## start
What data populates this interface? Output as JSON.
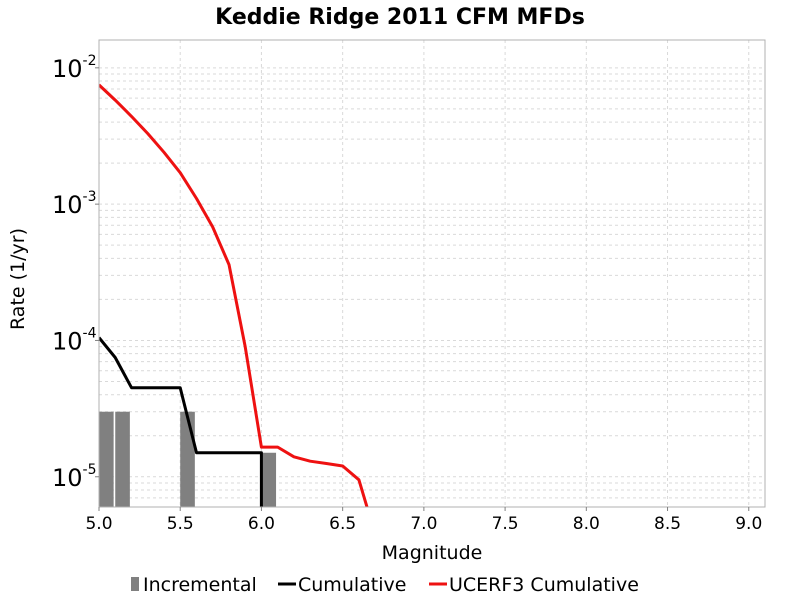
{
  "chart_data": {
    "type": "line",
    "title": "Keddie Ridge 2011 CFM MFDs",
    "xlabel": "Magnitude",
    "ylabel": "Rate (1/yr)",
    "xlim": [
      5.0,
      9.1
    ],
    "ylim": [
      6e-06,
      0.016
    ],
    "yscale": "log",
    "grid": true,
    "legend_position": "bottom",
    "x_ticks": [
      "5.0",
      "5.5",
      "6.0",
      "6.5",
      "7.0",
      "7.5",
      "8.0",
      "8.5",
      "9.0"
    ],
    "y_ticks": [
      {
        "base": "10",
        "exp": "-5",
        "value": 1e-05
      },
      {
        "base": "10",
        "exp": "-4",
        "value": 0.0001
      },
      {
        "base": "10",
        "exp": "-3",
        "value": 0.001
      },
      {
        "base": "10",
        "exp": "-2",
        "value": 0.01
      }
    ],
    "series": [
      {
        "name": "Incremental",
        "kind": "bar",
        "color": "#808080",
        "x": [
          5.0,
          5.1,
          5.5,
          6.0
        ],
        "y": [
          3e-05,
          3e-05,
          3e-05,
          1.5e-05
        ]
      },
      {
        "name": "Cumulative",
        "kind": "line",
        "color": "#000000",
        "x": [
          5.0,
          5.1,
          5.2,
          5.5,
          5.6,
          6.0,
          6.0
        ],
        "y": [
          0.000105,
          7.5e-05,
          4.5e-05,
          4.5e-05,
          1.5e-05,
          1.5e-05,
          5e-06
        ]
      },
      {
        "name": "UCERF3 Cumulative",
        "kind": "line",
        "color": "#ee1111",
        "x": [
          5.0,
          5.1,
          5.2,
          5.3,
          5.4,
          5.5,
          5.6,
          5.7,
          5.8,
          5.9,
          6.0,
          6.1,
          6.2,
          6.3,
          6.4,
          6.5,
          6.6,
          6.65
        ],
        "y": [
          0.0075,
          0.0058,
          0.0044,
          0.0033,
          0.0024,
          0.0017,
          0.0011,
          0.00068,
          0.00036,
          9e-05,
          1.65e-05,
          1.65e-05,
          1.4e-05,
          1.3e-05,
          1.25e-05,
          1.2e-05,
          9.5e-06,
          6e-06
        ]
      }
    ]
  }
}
## end
◆ **What you need to do**
Drop the images and quote the entries word for word.

◆ **Completed task**
What data populates this interface? Output as JSON.
{
  "chart_data": {
    "type": "line",
    "title": "Keddie Ridge 2011 CFM MFDs",
    "xlabel": "Magnitude",
    "ylabel": "Rate (1/yr)",
    "xlim": [
      5.0,
      9.1
    ],
    "ylim": [
      6e-06,
      0.016
    ],
    "yscale": "log",
    "grid": true,
    "legend_position": "bottom",
    "x_ticks": [
      "5.0",
      "5.5",
      "6.0",
      "6.5",
      "7.0",
      "7.5",
      "8.0",
      "8.5",
      "9.0"
    ],
    "y_ticks": [
      {
        "base": "10",
        "exp": "-5",
        "value": 1e-05
      },
      {
        "base": "10",
        "exp": "-4",
        "value": 0.0001
      },
      {
        "base": "10",
        "exp": "-3",
        "value": 0.001
      },
      {
        "base": "10",
        "exp": "-2",
        "value": 0.01
      }
    ],
    "series": [
      {
        "name": "Incremental",
        "kind": "bar",
        "color": "#808080",
        "x": [
          5.0,
          5.1,
          5.5,
          6.0
        ],
        "y": [
          3e-05,
          3e-05,
          3e-05,
          1.5e-05
        ]
      },
      {
        "name": "Cumulative",
        "kind": "line",
        "color": "#000000",
        "x": [
          5.0,
          5.1,
          5.2,
          5.5,
          5.6,
          6.0,
          6.0
        ],
        "y": [
          0.000105,
          7.5e-05,
          4.5e-05,
          4.5e-05,
          1.5e-05,
          1.5e-05,
          5e-06
        ]
      },
      {
        "name": "UCERF3 Cumulative",
        "kind": "line",
        "color": "#ee1111",
        "x": [
          5.0,
          5.1,
          5.2,
          5.3,
          5.4,
          5.5,
          5.6,
          5.7,
          5.8,
          5.9,
          6.0,
          6.1,
          6.2,
          6.3,
          6.4,
          6.5,
          6.6,
          6.65
        ],
        "y": [
          0.0075,
          0.0058,
          0.0044,
          0.0033,
          0.0024,
          0.0017,
          0.0011,
          0.00068,
          0.00036,
          9e-05,
          1.65e-05,
          1.65e-05,
          1.4e-05,
          1.3e-05,
          1.25e-05,
          1.2e-05,
          9.5e-06,
          6e-06
        ]
      }
    ]
  }
}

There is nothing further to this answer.